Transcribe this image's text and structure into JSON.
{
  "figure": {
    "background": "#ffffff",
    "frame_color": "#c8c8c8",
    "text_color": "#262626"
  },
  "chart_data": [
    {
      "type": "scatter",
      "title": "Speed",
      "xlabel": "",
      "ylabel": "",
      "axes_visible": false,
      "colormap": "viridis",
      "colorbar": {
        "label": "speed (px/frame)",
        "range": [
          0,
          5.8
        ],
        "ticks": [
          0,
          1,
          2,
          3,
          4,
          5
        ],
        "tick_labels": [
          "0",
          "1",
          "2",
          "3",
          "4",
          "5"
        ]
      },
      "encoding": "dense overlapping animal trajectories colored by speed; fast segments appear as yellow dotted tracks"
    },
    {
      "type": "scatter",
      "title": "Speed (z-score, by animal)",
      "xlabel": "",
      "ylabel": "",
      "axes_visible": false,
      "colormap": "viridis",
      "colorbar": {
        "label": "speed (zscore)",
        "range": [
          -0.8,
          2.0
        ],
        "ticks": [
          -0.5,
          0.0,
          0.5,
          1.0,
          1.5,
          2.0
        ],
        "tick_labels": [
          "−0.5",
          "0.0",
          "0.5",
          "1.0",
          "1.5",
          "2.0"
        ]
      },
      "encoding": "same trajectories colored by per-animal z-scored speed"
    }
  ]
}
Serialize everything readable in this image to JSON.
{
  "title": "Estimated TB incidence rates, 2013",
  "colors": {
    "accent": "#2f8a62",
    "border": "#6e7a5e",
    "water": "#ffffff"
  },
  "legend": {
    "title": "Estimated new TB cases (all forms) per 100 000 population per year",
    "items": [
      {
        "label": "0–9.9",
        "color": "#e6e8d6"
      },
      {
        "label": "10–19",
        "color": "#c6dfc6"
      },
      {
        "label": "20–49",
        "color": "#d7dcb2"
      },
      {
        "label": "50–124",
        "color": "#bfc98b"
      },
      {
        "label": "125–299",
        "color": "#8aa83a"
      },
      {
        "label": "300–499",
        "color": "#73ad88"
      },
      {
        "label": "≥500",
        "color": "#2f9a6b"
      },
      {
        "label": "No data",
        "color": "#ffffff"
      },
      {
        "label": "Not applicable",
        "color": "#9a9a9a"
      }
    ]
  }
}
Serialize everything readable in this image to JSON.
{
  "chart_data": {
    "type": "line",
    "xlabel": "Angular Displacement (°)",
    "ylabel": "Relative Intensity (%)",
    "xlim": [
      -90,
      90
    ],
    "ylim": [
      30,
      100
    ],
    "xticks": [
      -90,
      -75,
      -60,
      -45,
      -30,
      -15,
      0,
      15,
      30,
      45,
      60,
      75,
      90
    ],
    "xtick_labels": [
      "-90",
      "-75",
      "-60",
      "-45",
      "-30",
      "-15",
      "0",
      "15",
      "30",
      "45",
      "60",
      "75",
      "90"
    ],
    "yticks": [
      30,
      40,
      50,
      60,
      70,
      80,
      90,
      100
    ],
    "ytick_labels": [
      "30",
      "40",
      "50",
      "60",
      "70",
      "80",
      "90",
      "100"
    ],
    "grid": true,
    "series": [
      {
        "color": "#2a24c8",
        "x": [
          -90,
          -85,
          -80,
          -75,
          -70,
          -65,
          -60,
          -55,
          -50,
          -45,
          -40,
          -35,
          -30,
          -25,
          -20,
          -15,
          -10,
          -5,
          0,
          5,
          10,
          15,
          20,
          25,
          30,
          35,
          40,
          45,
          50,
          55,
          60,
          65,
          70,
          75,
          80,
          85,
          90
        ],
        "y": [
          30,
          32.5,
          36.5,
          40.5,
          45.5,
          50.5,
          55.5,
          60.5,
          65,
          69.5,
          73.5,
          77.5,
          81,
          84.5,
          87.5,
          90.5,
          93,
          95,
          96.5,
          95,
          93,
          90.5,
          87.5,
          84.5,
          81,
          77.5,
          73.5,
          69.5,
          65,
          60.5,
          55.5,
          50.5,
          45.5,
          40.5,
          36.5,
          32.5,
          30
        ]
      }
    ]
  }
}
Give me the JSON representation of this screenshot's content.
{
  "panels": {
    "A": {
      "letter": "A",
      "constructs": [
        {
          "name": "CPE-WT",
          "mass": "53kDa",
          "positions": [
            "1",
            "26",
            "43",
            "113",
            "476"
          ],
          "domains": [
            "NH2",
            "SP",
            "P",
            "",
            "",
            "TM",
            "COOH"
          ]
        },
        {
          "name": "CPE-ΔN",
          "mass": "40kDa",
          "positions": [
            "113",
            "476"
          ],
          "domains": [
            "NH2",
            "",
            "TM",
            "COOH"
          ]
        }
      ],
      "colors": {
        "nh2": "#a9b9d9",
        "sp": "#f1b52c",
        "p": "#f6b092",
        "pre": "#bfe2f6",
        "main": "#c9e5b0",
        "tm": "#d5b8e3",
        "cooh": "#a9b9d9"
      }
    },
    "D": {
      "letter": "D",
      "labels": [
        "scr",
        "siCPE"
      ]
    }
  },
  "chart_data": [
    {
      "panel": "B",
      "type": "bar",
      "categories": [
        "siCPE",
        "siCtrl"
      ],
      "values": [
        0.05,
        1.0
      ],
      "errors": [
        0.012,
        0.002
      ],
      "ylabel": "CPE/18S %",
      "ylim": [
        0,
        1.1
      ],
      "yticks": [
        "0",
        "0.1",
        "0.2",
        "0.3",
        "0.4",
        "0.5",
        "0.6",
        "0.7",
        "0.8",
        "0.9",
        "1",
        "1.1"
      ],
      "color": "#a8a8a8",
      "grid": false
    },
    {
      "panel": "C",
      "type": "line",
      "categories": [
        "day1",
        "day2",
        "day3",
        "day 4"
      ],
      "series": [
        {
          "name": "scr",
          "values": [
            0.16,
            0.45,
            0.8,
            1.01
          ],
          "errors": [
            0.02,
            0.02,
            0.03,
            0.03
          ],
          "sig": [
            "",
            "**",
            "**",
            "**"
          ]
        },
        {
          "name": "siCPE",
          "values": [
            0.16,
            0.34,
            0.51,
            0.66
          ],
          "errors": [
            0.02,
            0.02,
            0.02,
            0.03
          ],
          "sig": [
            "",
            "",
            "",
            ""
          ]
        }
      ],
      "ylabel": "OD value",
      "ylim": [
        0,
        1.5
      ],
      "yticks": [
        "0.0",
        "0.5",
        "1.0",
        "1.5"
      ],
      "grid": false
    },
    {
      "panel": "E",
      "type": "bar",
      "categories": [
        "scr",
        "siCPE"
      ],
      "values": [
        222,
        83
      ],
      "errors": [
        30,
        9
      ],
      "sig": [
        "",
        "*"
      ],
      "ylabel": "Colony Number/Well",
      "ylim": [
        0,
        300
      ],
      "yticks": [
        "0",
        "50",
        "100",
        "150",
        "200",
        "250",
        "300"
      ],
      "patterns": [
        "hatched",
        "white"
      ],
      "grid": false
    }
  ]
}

::::::::

Each entry above is to be set down again in exactly the same words.

Transcribe this image's text and structure into JSON.
{
  "figure": {
    "background": "#ffffff",
    "frame_color": "#c8c8c8",
    "text_color": "#262626"
  },
  "chart_data": [
    {
      "type": "scatter",
      "title": "Speed",
      "xlabel": "",
      "ylabel": "",
      "axes_visible": false,
      "colormap": "viridis",
      "colorbar": {
        "label": "speed (px/frame)",
        "range": [
          0,
          5.8
        ],
        "ticks": [
          0,
          1,
          2,
          3,
          4,
          5
        ],
        "tick_labels": [
          "0",
          "1",
          "2",
          "3",
          "4",
          "5"
        ]
      },
      "encoding": "dense overlapping animal trajectories colored by speed; fast segments appear as yellow dotted tracks"
    },
    {
      "type": "scatter",
      "title": "Speed (z-score, by animal)",
      "xlabel": "",
      "ylabel": "",
      "axes_visible": false,
      "colormap": "viridis",
      "colorbar": {
        "label": "speed (zscore)",
        "range": [
          -0.8,
          2.0
        ],
        "ticks": [
          -0.5,
          0.0,
          0.5,
          1.0,
          1.5,
          2.0
        ],
        "tick_labels": [
          "−0.5",
          "0.0",
          "0.5",
          "1.0",
          "1.5",
          "2.0"
        ]
      },
      "encoding": "same trajectories colored by per-animal z-scored speed"
    }
  ]
}
Serialize everything readable in this image to JSON.
{
  "title": "Estimated TB incidence rates, 2013",
  "colors": {
    "accent": "#2f8a62",
    "border": "#6e7a5e",
    "water": "#ffffff"
  },
  "legend": {
    "title": "Estimated new TB cases (all forms) per 100 000 population per year",
    "items": [
      {
        "label": "0–9.9",
        "color": "#e6e8d6"
      },
      {
        "label": "10–19",
        "color": "#c6dfc6"
      },
      {
        "label": "20–49",
        "color": "#d7dcb2"
      },
      {
        "label": "50–124",
        "color": "#bfc98b"
      },
      {
        "label": "125–299",
        "color": "#8aa83a"
      },
      {
        "label": "300–499",
        "color": "#73ad88"
      },
      {
        "label": "≥500",
        "color": "#2f9a6b"
      },
      {
        "label": "No data",
        "color": "#ffffff"
      },
      {
        "label": "Not applicable",
        "color": "#9a9a9a"
      }
    ]
  }
}
Serialize everything readable in this image to JSON.
{
  "chart_data": {
    "type": "line",
    "xlabel": "Angular Displacement (°)",
    "ylabel": "Relative Intensity (%)",
    "xlim": [
      -90,
      90
    ],
    "ylim": [
      30,
      100
    ],
    "xticks": [
      -90,
      -75,
      -60,
      -45,
      -30,
      -15,
      0,
      15,
      30,
      45,
      60,
      75,
      90
    ],
    "xtick_labels": [
      "-90",
      "-75",
      "-60",
      "-45",
      "-30",
      "-15",
      "0",
      "15",
      "30",
      "45",
      "60",
      "75",
      "90"
    ],
    "yticks": [
      30,
      40,
      50,
      60,
      70,
      80,
      90,
      100
    ],
    "ytick_labels": [
      "30",
      "40",
      "50",
      "60",
      "70",
      "80",
      "90",
      "100"
    ],
    "grid": true,
    "series": [
      {
        "color": "#2a24c8",
        "x": [
          -90,
          -85,
          -80,
          -75,
          -70,
          -65,
          -60,
          -55,
          -50,
          -45,
          -40,
          -35,
          -30,
          -25,
          -20,
          -15,
          -10,
          -5,
          0,
          5,
          10,
          15,
          20,
          25,
          30,
          35,
          40,
          45,
          50,
          55,
          60,
          65,
          70,
          75,
          80,
          85,
          90
        ],
        "y": [
          30,
          32.5,
          36.5,
          40.5,
          45.5,
          50.5,
          55.5,
          60.5,
          65,
          69.5,
          73.5,
          77.5,
          81,
          84.5,
          87.5,
          90.5,
          93,
          95,
          96.5,
          95,
          93,
          90.5,
          87.5,
          84.5,
          81,
          77.5,
          73.5,
          69.5,
          65,
          60.5,
          55.5,
          50.5,
          45.5,
          40.5,
          36.5,
          32.5,
          30
        ]
      }
    ]
  }
}
Give me the JSON representation of this screenshot's content.
{
  "panels": {
    "A": {
      "letter": "A",
      "constructs": [
        {
          "name": "CPE-WT",
          "mass": "53kDa",
          "positions": [
            "1",
            "26",
            "43",
            "113",
            "476"
          ],
          "domains": [
            "NH2",
            "SP",
            "P",
            "",
            "",
            "TM",
            "COOH"
          ]
        },
        {
          "name": "CPE-ΔN",
          "mass": "40kDa",
          "positions": [
            "113",
            "476"
          ],
          "domains": [
            "NH2",
            "",
            "TM",
            "COOH"
          ]
        }
      ],
      "colors": {
        "nh2": "#a9b9d9",
        "sp": "#f1b52c",
        "p": "#f6b092",
        "pre": "#bfe2f6",
        "main": "#c9e5b0",
        "tm": "#d5b8e3",
        "cooh": "#a9b9d9"
      }
    },
    "D": {
      "letter": "D",
      "labels": [
        "scr",
        "siCPE"
      ]
    }
  },
  "chart_data": [
    {
      "panel": "B",
      "type": "bar",
      "categories": [
        "siCPE",
        "siCtrl"
      ],
      "values": [
        0.05,
        1.0
      ],
      "errors": [
        0.012,
        0.002
      ],
      "ylabel": "CPE/18S %",
      "ylim": [
        0,
        1.1
      ],
      "yticks": [
        "0",
        "0.1",
        "0.2",
        "0.3",
        "0.4",
        "0.5",
        "0.6",
        "0.7",
        "0.8",
        "0.9",
        "1",
        "1.1"
      ],
      "color": "#a8a8a8",
      "grid": false
    },
    {
      "panel": "C",
      "type": "line",
      "categories": [
        "day1",
        "day2",
        "day3",
        "day 4"
      ],
      "series": [
        {
          "name": "scr",
          "values": [
            0.16,
            0.45,
            0.8,
            1.01
          ],
          "errors": [
            0.02,
            0.02,
            0.03,
            0.03
          ],
          "sig": [
            "",
            "**",
            "**",
            "**"
          ]
        },
        {
          "name": "siCPE",
          "values": [
            0.16,
            0.34,
            0.51,
            0.66
          ],
          "errors": [
            0.02,
            0.02,
            0.02,
            0.03
          ],
          "sig": [
            "",
            "",
            "",
            ""
          ]
        }
      ],
      "ylabel": "OD value",
      "ylim": [
        0,
        1.5
      ],
      "yticks": [
        "0.0",
        "0.5",
        "1.0",
        "1.5"
      ],
      "grid": false
    },
    {
      "panel": "E",
      "type": "bar",
      "categories": [
        "scr",
        "siCPE"
      ],
      "values": [
        222,
        83
      ],
      "errors": [
        30,
        9
      ],
      "sig": [
        "",
        "*"
      ],
      "ylabel": "Colony Number/Well",
      "ylim": [
        0,
        300
      ],
      "yticks": [
        "0",
        "50",
        "100",
        "150",
        "200",
        "250",
        "300"
      ],
      "patterns": [
        "hatched",
        "white"
      ],
      "grid": false
    }
  ]
}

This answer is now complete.